Direction
Return all of the entries word for word, but omit the pictures they contain.

Excerpted data
== == ==
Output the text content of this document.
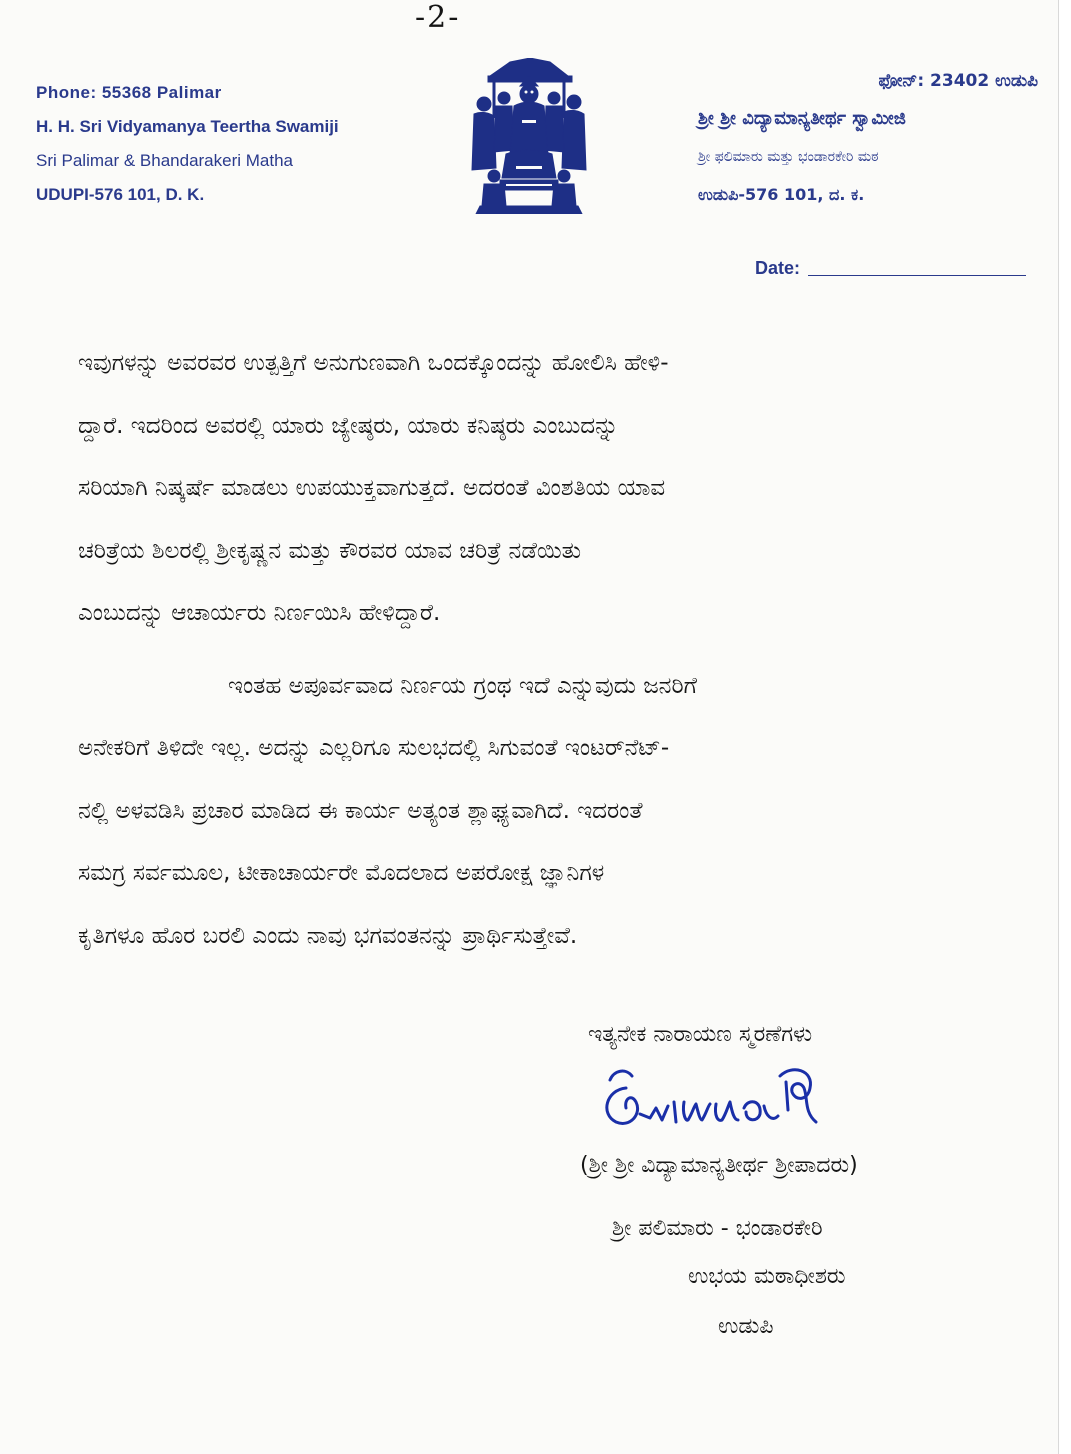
-2-
Phone: 55368 Palimar
H. H. Sri Vidyamanya Teertha Swamiji
Sri Palimar & Bhandarakeri Matha
UDUPI-576 101, D. K.
ಫೋನ್: 23402 ಉಡುಪಿ
ಶ್ರೀ ಶ್ರೀ ವಿದ್ಯಾಮಾನ್ಯತೀರ್ಥ ಸ್ವಾಮೀಜಿ
ಶ್ರೀ ಫಲಿಮಾರು ಮತ್ತು ಭಂಡಾರಕೇರಿ ಮಠ
ಉಡುಪಿ-576 101, ದ. ಕ.
Date:
ಇವುಗಳನ್ನು ಅವರವರ ಉತ್ಪತ್ತಿಗೆ ಅನುಗುಣವಾಗಿ ಒಂದಕ್ಕೊಂದನ್ನು ಹೋಲಿಸಿ ಹೇಳಿ-
ದ್ದಾರೆ. ಇದರಿಂದ ಅವರಲ್ಲಿ ಯಾರು ಜ್ಯೇಷ್ಠರು, ಯಾರು ಕನಿಷ್ಠರು ಎಂಬುದನ್ನು
ಸರಿಯಾಗಿ ನಿಷ್ಕರ್ಷೆ ಮಾಡಲು ಉಪಯುಕ್ತವಾಗುತ್ತದೆ. ಅದರಂತೆ ವಿಂಶತಿಯ ಯಾವ
ಚರಿತ್ರೆಯ ಶಿಲರಲ್ಲಿ ಶ್ರೀಕೃಷ್ಣನ ಮತ್ತು ಕೌರವರ ಯಾವ ಚರಿತ್ರೆ ನಡೆಯಿತು
ಎಂಬುದನ್ನು ಆಚಾರ್ಯರು ನಿರ್ಣಯಿಸಿ ಹೇಳಿದ್ದಾರೆ.
ಇಂತಹ ಅಪೂರ್ವವಾದ ನಿರ್ಣಯ ಗ್ರಂಥ ಇದೆ ಎನ್ನುವುದು ಜನರಿಗೆ
ಅನೇಕರಿಗೆ ತಿಳಿದೇ ಇಲ್ಲ. ಅದನ್ನು ಎಲ್ಲರಿಗೂ ಸುಲಭದಲ್ಲಿ ಸಿಗುವಂತೆ ಇಂಟರ್‌ನೆಟ್-
ನಲ್ಲಿ ಅಳವಡಿಸಿ ಪ್ರಚಾರ ಮಾಡಿದ ಈ ಕಾರ್ಯ ಅತ್ಯಂತ ಶ್ಲಾಘ್ಯವಾಗಿದೆ. ಇದರಂತೆ
ಸಮಗ್ರ ಸರ್ವಮೂಲ, ಟೀಕಾಚಾರ್ಯರೇ ಮೊದಲಾದ ಅಪರೋಕ್ಷ ಜ್ಞಾನಿಗಳ
ಕೃತಿಗಳೂ ಹೊರ ಬರಲಿ ಎಂದು ನಾವು ಭಗವಂತನನ್ನು ಪ್ರಾರ್ಥಿಸುತ್ತೇವೆ.
ಇತ್ಯನೇಕ ನಾರಾಯಣ ಸ್ಮರಣೆಗಳು
(ಶ್ರೀ ಶ್ರೀ ವಿದ್ಯಾಮಾನ್ಯತೀರ್ಥ ಶ್ರೀಪಾದರು)
ಶ್ರೀ ಪಲಿಮಾರು - ಭಂಡಾರಕೇರಿ
ಉಭಯ ಮಠಾಧೀಶರು
ಉಡುಪಿ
== == ==
Result for this task
Output the text content of this document.
-2-
Phone: 55368 Palimar
H. H. Sri Vidyamanya Teertha Swamiji
Sri Palimar & Bhandarakeri Matha
UDUPI-576 101, D. K.
ಫೋನ್: 23402 ಉಡುಪಿ
ಶ್ರೀ ಶ್ರೀ ವಿದ್ಯಾಮಾನ್ಯತೀರ್ಥ ಸ್ವಾಮೀಜಿ
ಶ್ರೀ ಫಲಿಮಾರು ಮತ್ತು ಭಂಡಾರಕೇರಿ ಮಠ
ಉಡುಪಿ-576 101, ದ. ಕ.
Date:
ಇವುಗಳನ್ನು ಅವರವರ ಉತ್ಪತ್ತಿಗೆ ಅನುಗುಣವಾಗಿ ಒಂದಕ್ಕೊಂದನ್ನು ಹೋಲಿಸಿ ಹೇಳಿ-
ದ್ದಾರೆ. ಇದರಿಂದ ಅವರಲ್ಲಿ ಯಾರು ಜ್ಯೇಷ್ಠರು, ಯಾರು ಕನಿಷ್ಠರು ಎಂಬುದನ್ನು
ಸರಿಯಾಗಿ ನಿಷ್ಕರ್ಷೆ ಮಾಡಲು ಉಪಯುಕ್ತವಾಗುತ್ತದೆ. ಅದರಂತೆ ವಿಂಶತಿಯ ಯಾವ
ಚರಿತ್ರೆಯ ಶಿಲರಲ್ಲಿ ಶ್ರೀಕೃಷ್ಣನ ಮತ್ತು ಕೌರವರ ಯಾವ ಚರಿತ್ರೆ ನಡೆಯಿತು
ಎಂಬುದನ್ನು ಆಚಾರ್ಯರು ನಿರ್ಣಯಿಸಿ ಹೇಳಿದ್ದಾರೆ.
ಇಂತಹ ಅಪೂರ್ವವಾದ ನಿರ್ಣಯ ಗ್ರಂಥ ಇದೆ ಎನ್ನುವುದು ಜನರಿಗೆ
ಅನೇಕರಿಗೆ ತಿಳಿದೇ ಇಲ್ಲ. ಅದನ್ನು ಎಲ್ಲರಿಗೂ ಸುಲಭದಲ್ಲಿ ಸಿಗುವಂತೆ ಇಂಟರ್‌ನೆಟ್-
ನಲ್ಲಿ ಅಳವಡಿಸಿ ಪ್ರಚಾರ ಮಾಡಿದ ಈ ಕಾರ್ಯ ಅತ್ಯಂತ ಶ್ಲಾಘ್ಯವಾಗಿದೆ. ಇದರಂತೆ
ಸಮಗ್ರ ಸರ್ವಮೂಲ, ಟೀಕಾಚಾರ್ಯರೇ ಮೊದಲಾದ ಅಪರೋಕ್ಷ ಜ್ಞಾನಿಗಳ
ಕೃತಿಗಳೂ ಹೊರ ಬರಲಿ ಎಂದು ನಾವು ಭಗವಂತನನ್ನು ಪ್ರಾರ್ಥಿಸುತ್ತೇವೆ.
ಇತ್ಯನೇಕ ನಾರಾಯಣ ಸ್ಮರಣೆಗಳು
(ಶ್ರೀ ಶ್ರೀ ವಿದ್ಯಾಮಾನ್ಯತೀರ್ಥ ಶ್ರೀಪಾದರು)
ಶ್ರೀ ಪಲಿಮಾರು - ಭಂಡಾರಕೇರಿ
ಉಭಯ ಮಠಾಧೀಶರು
ಉಡುಪಿ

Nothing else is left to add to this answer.